# Exercise directions
Reproduce the records below in full and without edits, omitting images.

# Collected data

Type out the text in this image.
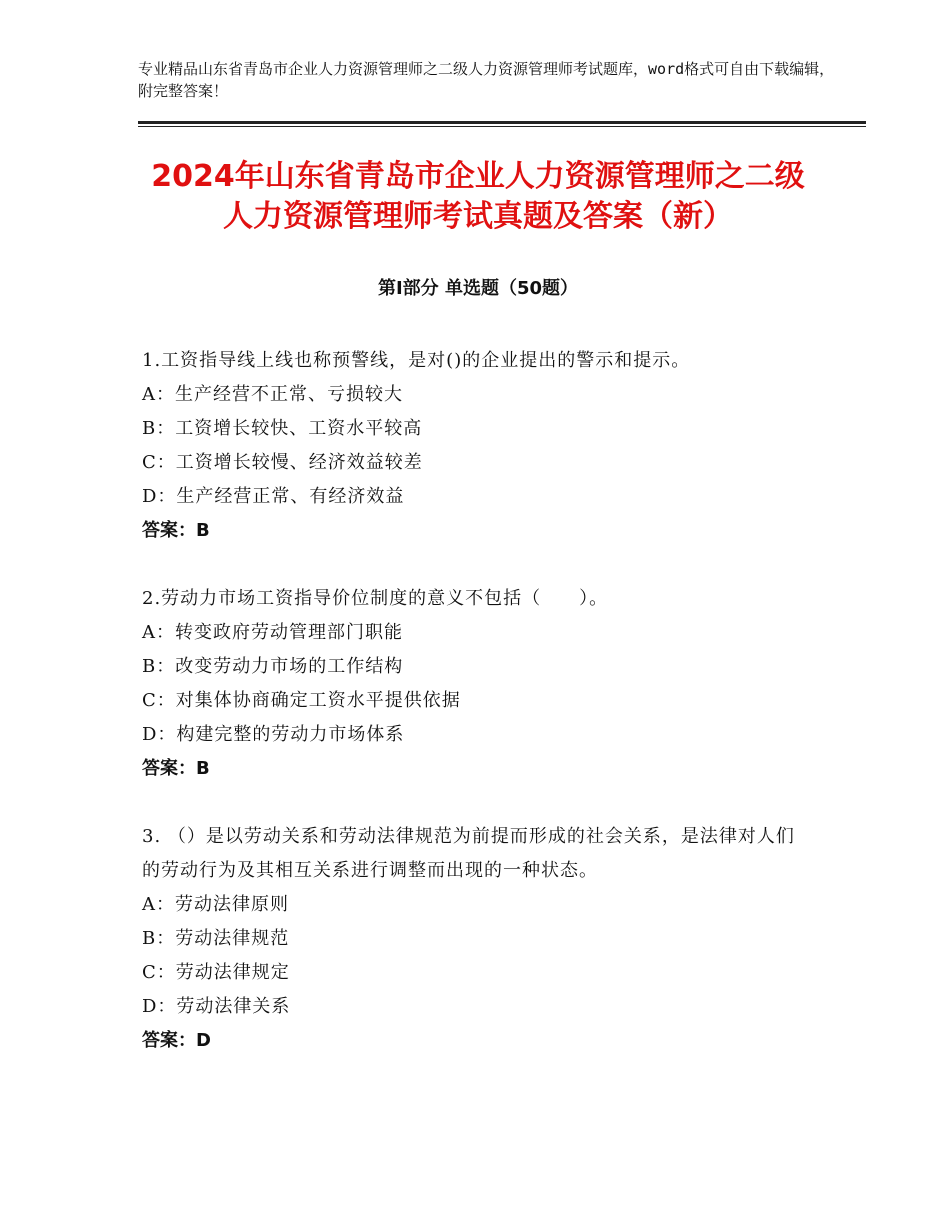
专业精品山东省青岛市企业人力资源管理师之二级人力资源管理师考试题库，word格式可自由下载编辑，附完整答案！
2024年山东省青岛市企业人力资源管理师之二级人力资源管理师考试真题及答案（新）
第Ⅰ部分 单选题（50题）
1.工资指导线上线也称预警线，是对()的企业提出的警示和提示。
A：生产经营不正常、亏损较大
B：工资增长较快、工资水平较高
C：工资增长较慢、经济效益较差
D：生产经营正常、有经济效益
答案：B
2.劳动力市场工资指导价位制度的意义不包括（　　）。
A：转变政府劳动管理部门职能
B：改变劳动力市场的工作结构
C：对集体协商确定工资水平提供依据
D：构建完整的劳动力市场体系
答案：B
3. （）是以劳动关系和劳动法律规范为前提而形成的社会关系，是法律对人们的劳动行为及其相互关系进行调整而出现的一种状态。
A：劳动法律原则
B：劳动法律规范
C：劳动法律规定
D：劳动法律关系
答案：D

# Answer to this exercise
Type out the text in this image.
专业精品山东省青岛市企业人力资源管理师之二级人力资源管理师考试题库，word格式可自由下载编辑，附完整答案！
2024年山东省青岛市企业人力资源管理师之二级人力资源管理师考试真题及答案（新）
第Ⅰ部分 单选题（50题）
1.工资指导线上线也称预警线，是对()的企业提出的警示和提示。
A：生产经营不正常、亏损较大
B：工资增长较快、工资水平较高
C：工资增长较慢、经济效益较差
D：生产经营正常、有经济效益
答案：B
2.劳动力市场工资指导价位制度的意义不包括（　　）。
A：转变政府劳动管理部门职能
B：改变劳动力市场的工作结构
C：对集体协商确定工资水平提供依据
D：构建完整的劳动力市场体系
答案：B
3. （）是以劳动关系和劳动法律规范为前提而形成的社会关系，是法律对人们的劳动行为及其相互关系进行调整而出现的一种状态。
A：劳动法律原则
B：劳动法律规范
C：劳动法律规定
D：劳动法律关系
答案：D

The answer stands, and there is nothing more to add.